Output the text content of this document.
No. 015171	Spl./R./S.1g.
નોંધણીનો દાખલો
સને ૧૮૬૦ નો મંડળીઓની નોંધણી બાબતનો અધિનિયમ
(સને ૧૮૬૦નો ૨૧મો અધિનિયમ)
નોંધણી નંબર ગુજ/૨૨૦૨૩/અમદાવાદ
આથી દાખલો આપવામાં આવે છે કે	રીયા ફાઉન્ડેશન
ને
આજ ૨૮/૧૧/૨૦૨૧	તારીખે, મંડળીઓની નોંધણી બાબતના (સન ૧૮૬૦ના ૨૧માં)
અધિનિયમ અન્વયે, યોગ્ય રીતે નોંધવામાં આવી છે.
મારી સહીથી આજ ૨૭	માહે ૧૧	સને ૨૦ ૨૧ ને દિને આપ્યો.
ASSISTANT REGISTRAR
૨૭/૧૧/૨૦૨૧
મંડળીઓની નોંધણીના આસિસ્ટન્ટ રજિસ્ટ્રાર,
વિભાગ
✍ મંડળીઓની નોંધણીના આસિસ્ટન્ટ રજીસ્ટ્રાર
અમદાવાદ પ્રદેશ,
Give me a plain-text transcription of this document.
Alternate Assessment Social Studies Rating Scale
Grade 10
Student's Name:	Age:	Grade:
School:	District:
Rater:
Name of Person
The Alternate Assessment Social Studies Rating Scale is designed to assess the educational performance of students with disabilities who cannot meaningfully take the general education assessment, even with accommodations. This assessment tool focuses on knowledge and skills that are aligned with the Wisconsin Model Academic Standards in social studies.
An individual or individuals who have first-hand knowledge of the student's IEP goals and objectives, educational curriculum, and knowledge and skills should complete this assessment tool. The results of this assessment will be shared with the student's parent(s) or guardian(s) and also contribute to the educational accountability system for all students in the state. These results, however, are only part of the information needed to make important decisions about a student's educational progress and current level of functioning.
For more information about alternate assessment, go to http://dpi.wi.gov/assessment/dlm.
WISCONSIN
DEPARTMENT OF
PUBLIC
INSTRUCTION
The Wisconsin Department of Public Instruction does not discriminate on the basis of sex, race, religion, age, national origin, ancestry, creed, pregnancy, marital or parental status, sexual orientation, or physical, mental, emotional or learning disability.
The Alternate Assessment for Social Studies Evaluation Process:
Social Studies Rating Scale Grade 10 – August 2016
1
##########
DIRECTIVE —
Look through the material above and pick out each line holding the word "Grade".

SOLUTION —
Grade 10
Student's Name:	Age:	Grade:
Social Studies Rating Scale Grade 10 – August 2016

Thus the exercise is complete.